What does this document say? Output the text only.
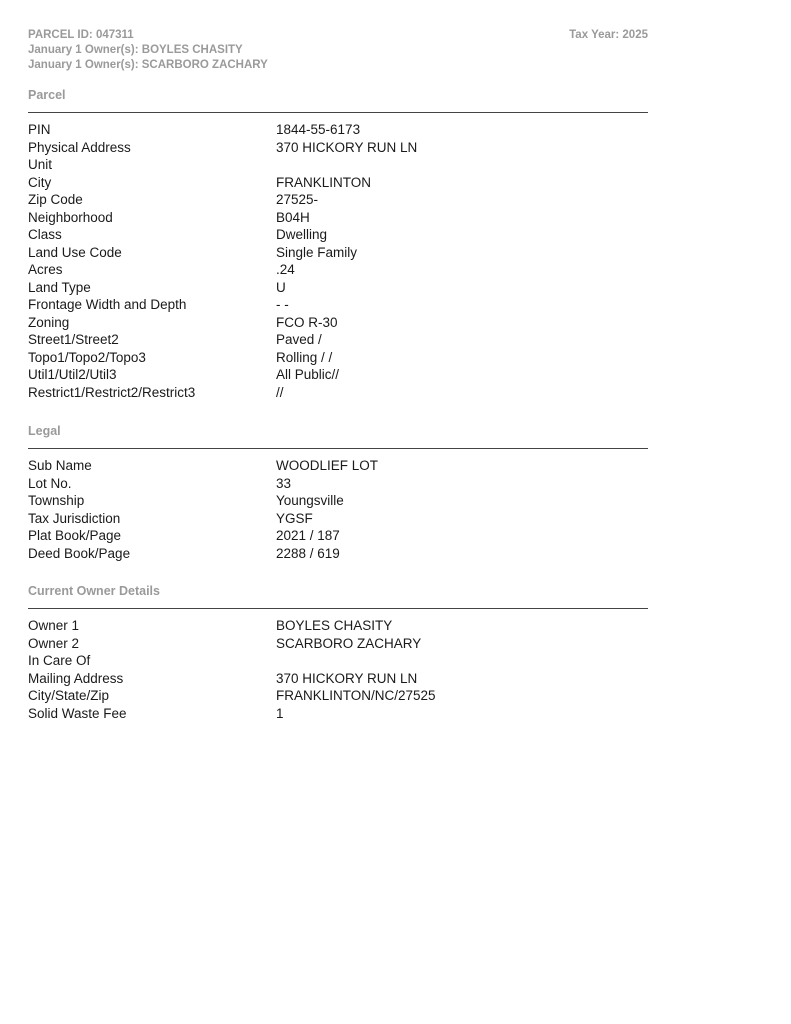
PARCEL ID: 047311
January 1 Owner(s): BOYLES CHASITY
January 1 Owner(s): SCARBORO ZACHARY
Tax Year: 2025
Parcel
PIN	1844-55-6173
Physical Address	370 HICKORY RUN LN
Unit
City	FRANKLINTON
Zip Code	27525-
Neighborhood	B04H
Class	Dwelling
Land Use Code	Single Family
Acres	.24
Land Type	U
Frontage Width and Depth	- -
Zoning	FCO R-30
Street1/Street2	Paved /
Topo1/Topo2/Topo3	Rolling / /
Util1/Util2/Util3	All Public//
Restrict1/Restrict2/Restrict3	//
Legal
Sub Name	WOODLIEF LOT
Lot No.	33
Township	Youngsville
Tax Jurisdiction	YGSF
Plat Book/Page	2021 / 187
Deed Book/Page	2288 / 619
Current Owner Details
Owner 1	BOYLES CHASITY
Owner 2	SCARBORO ZACHARY
In Care Of
Mailing Address	370 HICKORY RUN LN
City/State/Zip	FRANKLINTON/NC/27525
Solid Waste Fee	1
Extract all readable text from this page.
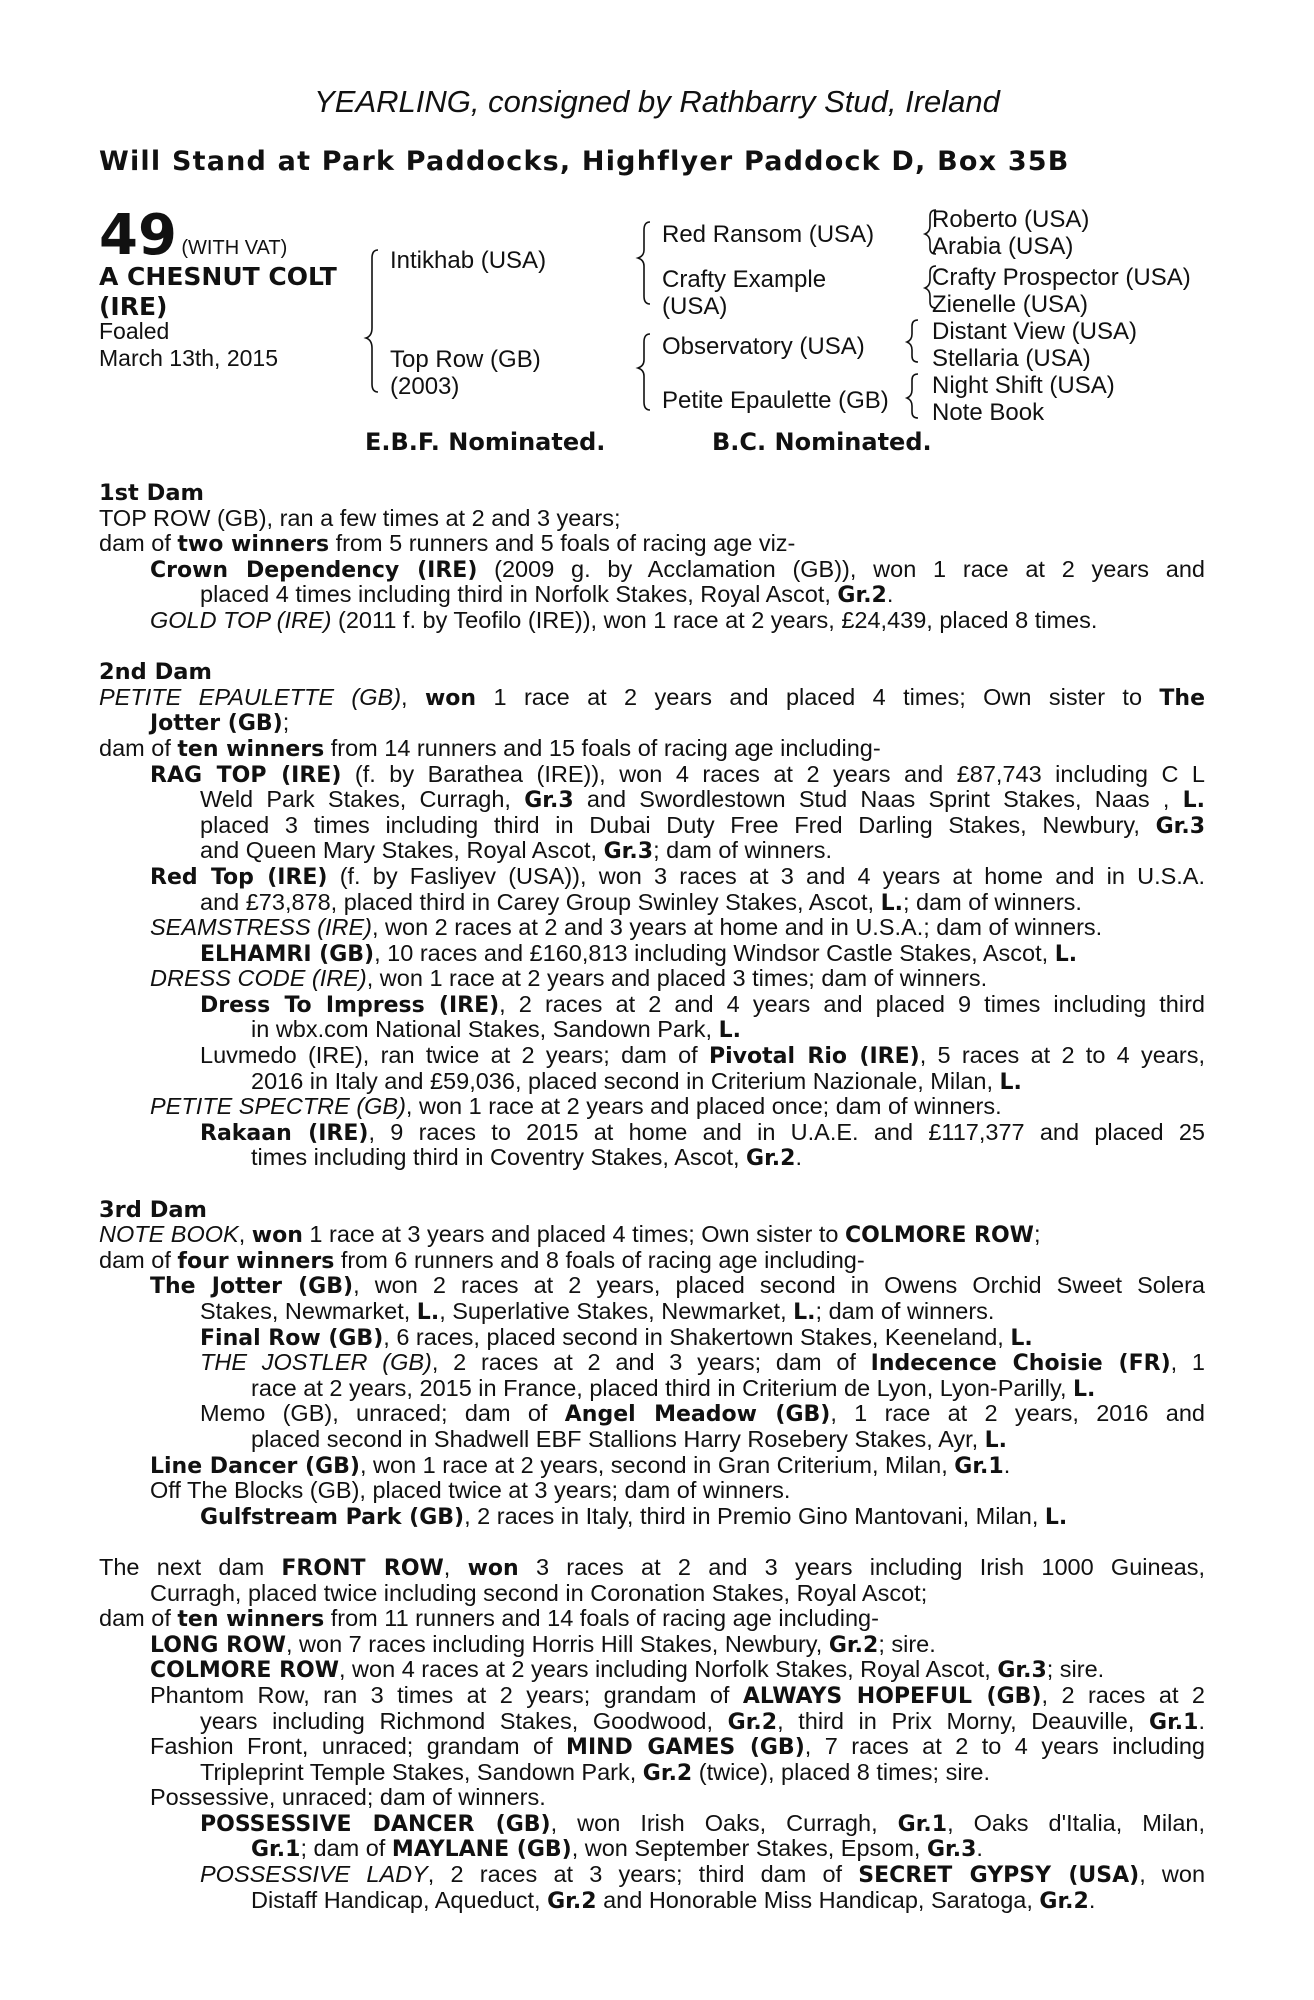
YEARLING, consigned by Rathbarry Stud, Ireland
Will Stand at Park Paddocks, Highflyer Paddock D, Box 35B
49 (WITH VAT)
A CHESNUT COLT
(IRE)
Foaled
March 13th, 2015
Intikhab (USA)
Top Row (GB)
(2003)
Red Ransom (USA)
Crafty Example
(USA)
Observatory (USA)
Petite Epaulette (GB)
Roberto (USA)
Arabia (USA)
Crafty Prospector (USA)
Zienelle (USA)
Distant View (USA)
Stellaria (USA)
Night Shift (USA)
Note Book
E.B.F. Nominated.	B.C. Nominated.
1st Dam
TOP ROW (GB), ran a few times at 2 and 3 years;
dam of two winners from 5 runners and 5 foals of racing age viz-
Crown Dependency (IRE) (2009 g. by Acclamation (GB)), won 1 race at 2 years and
placed 4 times including third in Norfolk Stakes, Royal Ascot, Gr.2.
GOLD TOP (IRE) (2011 f. by Teofilo (IRE)), won 1 race at 2 years, £24,439, placed 8 times.
2nd Dam
PETITE EPAULETTE (GB), won 1 race at 2 years and placed 4 times; Own sister to The
Jotter (GB);
dam of ten winners from 14 runners and 15 foals of racing age including-
RAG TOP (IRE) (f. by Barathea (IRE)), won 4 races at 2 years and £87,743 including C L
Weld Park Stakes, Curragh, Gr.3 and Swordlestown Stud Naas Sprint Stakes, Naas , L.
placed 3 times including third in Dubai Duty Free Fred Darling Stakes, Newbury, Gr.3
and Queen Mary Stakes, Royal Ascot, Gr.3; dam of winners.
Red Top (IRE) (f. by Fasliyev (USA)), won 3 races at 3 and 4 years at home and in U.S.A.
and £73,878, placed third in Carey Group Swinley Stakes, Ascot, L.; dam of winners.
SEAMSTRESS (IRE), won 2 races at 2 and 3 years at home and in U.S.A.; dam of winners.
ELHAMRI (GB), 10 races and £160,813 including Windsor Castle Stakes, Ascot, L.
DRESS CODE (IRE), won 1 race at 2 years and placed 3 times; dam of winners.
Dress To Impress (IRE), 2 races at 2 and 4 years and placed 9 times including third
in wbx.com National Stakes, Sandown Park, L.
Luvmedo (IRE), ran twice at 2 years; dam of Pivotal Rio (IRE), 5 races at 2 to 4 years,
2016 in Italy and £59,036, placed second in Criterium Nazionale, Milan, L.
PETITE SPECTRE (GB), won 1 race at 2 years and placed once; dam of winners.
Rakaan (IRE), 9 races to 2015 at home and in U.A.E. and £117,377 and placed 25
times including third in Coventry Stakes, Ascot, Gr.2.
3rd Dam
NOTE BOOK, won 1 race at 3 years and placed 4 times; Own sister to COLMORE ROW;
dam of four winners from 6 runners and 8 foals of racing age including-
The Jotter (GB), won 2 races at 2 years, placed second in Owens Orchid Sweet Solera
Stakes, Newmarket, L., Superlative Stakes, Newmarket, L.; dam of winners.
Final Row (GB), 6 races, placed second in Shakertown Stakes, Keeneland, L.
THE JOSTLER (GB), 2 races at 2 and 3 years; dam of Indecence Choisie (FR), 1
race at 2 years, 2015 in France, placed third in Criterium de Lyon, Lyon-Parilly, L.
Memo (GB), unraced; dam of Angel Meadow (GB), 1 race at 2 years, 2016 and
placed second in Shadwell EBF Stallions Harry Rosebery Stakes, Ayr, L.
Line Dancer (GB), won 1 race at 2 years, second in Gran Criterium, Milan, Gr.1.
Off The Blocks (GB), placed twice at 3 years; dam of winners.
Gulfstream Park (GB), 2 races in Italy, third in Premio Gino Mantovani, Milan, L.
The next dam FRONT ROW, won 3 races at 2 and 3 years including Irish 1000 Guineas,
Curragh, placed twice including second in Coronation Stakes, Royal Ascot;
dam of ten winners from 11 runners and 14 foals of racing age including-
LONG ROW, won 7 races including Horris Hill Stakes, Newbury, Gr.2; sire.
COLMORE ROW, won 4 races at 2 years including Norfolk Stakes, Royal Ascot, Gr.3; sire.
Phantom Row, ran 3 times at 2 years; grandam of ALWAYS HOPEFUL (GB), 2 races at 2
years including Richmond Stakes, Goodwood, Gr.2, third in Prix Morny, Deauville, Gr.1.
Fashion Front, unraced; grandam of MIND GAMES (GB), 7 races at 2 to 4 years including
Tripleprint Temple Stakes, Sandown Park, Gr.2 (twice), placed 8 times; sire.
Possessive, unraced; dam of winners.
POSSESSIVE DANCER (GB), won Irish Oaks, Curragh, Gr.1, Oaks d'Italia, Milan,
Gr.1; dam of MAYLANE (GB), won September Stakes, Epsom, Gr.3.
POSSESSIVE LADY, 2 races at 3 years; third dam of SECRET GYPSY (USA), won
Distaff Handicap, Aqueduct, Gr.2 and Honorable Miss Handicap, Saratoga, Gr.2.
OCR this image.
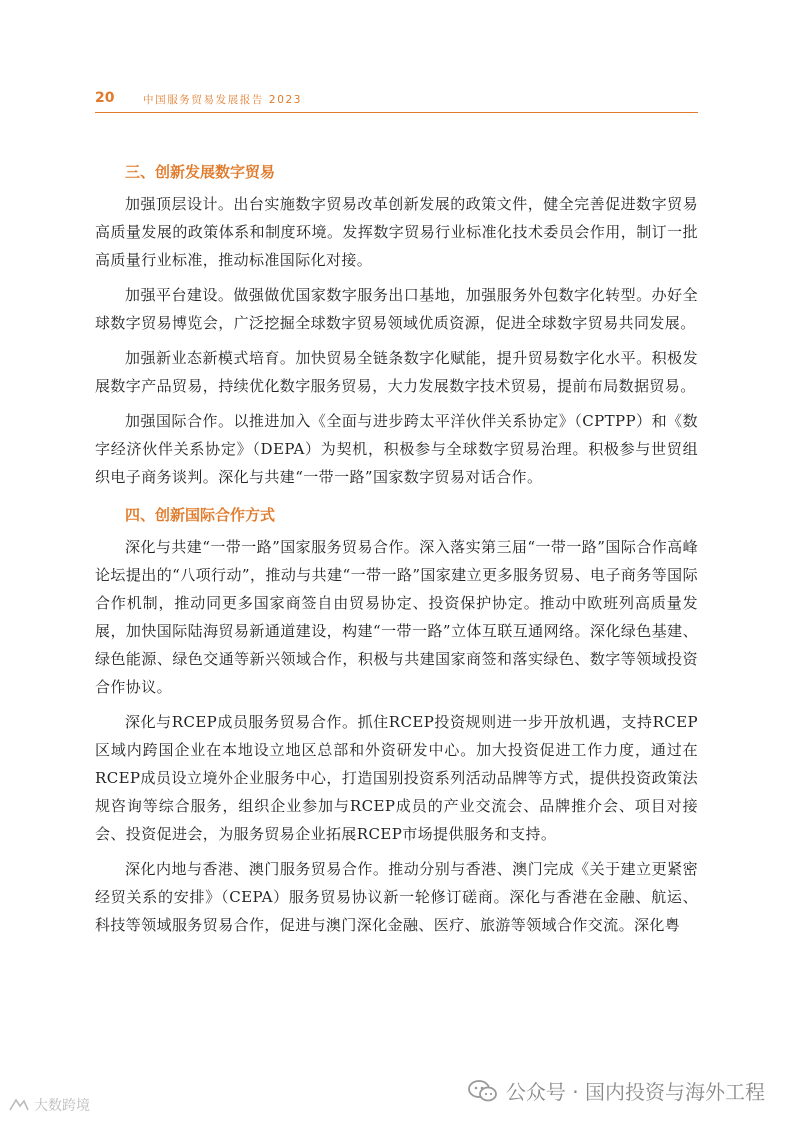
20	中国服务贸易发展报告 2023
三、创新发展数字贸易

加强顶层设计。出台实施数字贸易改革创新发展的政策文件，健全完善促进数字贸易高质量发展的政策体系和制度环境。发挥数字贸易行业标准化技术委员会作用，制订一批高质量行业标准，推动标准国际化对接。

加强平台建设。做强做优国家数字服务出口基地，加强服务外包数字化转型。办好全球数字贸易博览会，广泛挖掘全球数字贸易领域优质资源，促进全球数字贸易共同发展。

加强新业态新模式培育。加快贸易全链条数字化赋能，提升贸易数字化水平。积极发展数字产品贸易，持续优化数字服务贸易，大力发展数字技术贸易，提前布局数据贸易。

加强国际合作。以推进加入《全面与进步跨太平洋伙伴关系协定》（CPTPP）和《数字经济伙伴关系协定》（DEPA）为契机，积极参与全球数字贸易治理。积极参与世贸组织电子商务谈判。深化与共建“一带一路”国家数字贸易对话合作。

四、创新国际合作方式

深化与共建“一带一路”国家服务贸易合作。深入落实第三届“一带一路”国际合作高峰论坛提出的“八项行动”，推动与共建“一带一路”国家建立更多服务贸易、电子商务等国际合作机制，推动同更多国家商签自由贸易协定、投资保护协定。推动中欧班列高质量发展，加快国际陆海贸易新通道建设，构建“一带一路”立体互联互通网络。深化绿色基建、绿色能源、绿色交通等新兴领域合作，积极与共建国家商签和落实绿色、数字等领域投资合作协议。

深化与RCEP成员服务贸易合作。抓住RCEP投资规则进一步开放机遇，支持RCEP区域内跨国企业在本地设立地区总部和外资研发中心。加大投资促进工作力度，通过在RCEP成员设立境外企业服务中心，打造国别投资系列活动品牌等方式，提供投资政策法规咨询等综合服务，组织企业参加与RCEP成员的产业交流会、品牌推介会、项目对接会、投资促进会，为服务贸易企业拓展RCEP市场提供服务和支持。

深化内地与香港、澳门服务贸易合作。推动分别与香港、澳门完成《关于建立更紧密经贸关系的安排》（CEPA）服务贸易协议新一轮修订磋商。深化与香港在金融、航运、科技等领域服务贸易合作，促进与澳门深化金融、医疗、旅游等领域合作交流。深化粤

公众号 · 国内投资与海外工程
大数跨境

* Work to complete *
Only the lines from the line containing "OCR this image." through the end of the data are to be reproduced, exactly and with both ends included; pictures are omitted.

* Result of this task *
OCR this image.
20	中国服务贸易发展报告 2023
三、创新发展数字贸易

加强顶层设计。出台实施数字贸易改革创新发展的政策文件，健全完善促进数字贸易高质量发展的政策体系和制度环境。发挥数字贸易行业标准化技术委员会作用，制订一批高质量行业标准，推动标准国际化对接。

加强平台建设。做强做优国家数字服务出口基地，加强服务外包数字化转型。办好全球数字贸易博览会，广泛挖掘全球数字贸易领域优质资源，促进全球数字贸易共同发展。

加强新业态新模式培育。加快贸易全链条数字化赋能，提升贸易数字化水平。积极发展数字产品贸易，持续优化数字服务贸易，大力发展数字技术贸易，提前布局数据贸易。

加强国际合作。以推进加入《全面与进步跨太平洋伙伴关系协定》（CPTPP）和《数字经济伙伴关系协定》（DEPA）为契机，积极参与全球数字贸易治理。积极参与世贸组织电子商务谈判。深化与共建“一带一路”国家数字贸易对话合作。

四、创新国际合作方式

深化与共建“一带一路”国家服务贸易合作。深入落实第三届“一带一路”国际合作高峰论坛提出的“八项行动”，推动与共建“一带一路”国家建立更多服务贸易、电子商务等国际合作机制，推动同更多国家商签自由贸易协定、投资保护协定。推动中欧班列高质量发展，加快国际陆海贸易新通道建设，构建“一带一路”立体互联互通网络。深化绿色基建、绿色能源、绿色交通等新兴领域合作，积极与共建国家商签和落实绿色、数字等领域投资合作协议。

深化与RCEP成员服务贸易合作。抓住RCEP投资规则进一步开放机遇，支持RCEP区域内跨国企业在本地设立地区总部和外资研发中心。加大投资促进工作力度，通过在RCEP成员设立境外企业服务中心，打造国别投资系列活动品牌等方式，提供投资政策法规咨询等综合服务，组织企业参加与RCEP成员的产业交流会、品牌推介会、项目对接会、投资促进会，为服务贸易企业拓展RCEP市场提供服务和支持。

深化内地与香港、澳门服务贸易合作。推动分别与香港、澳门完成《关于建立更紧密经贸关系的安排》（CEPA）服务贸易协议新一轮修订磋商。深化与香港在金融、航运、科技等领域服务贸易合作，促进与澳门深化金融、医疗、旅游等领域合作交流。深化粤

公众号 · 国内投资与海外工程
大数跨境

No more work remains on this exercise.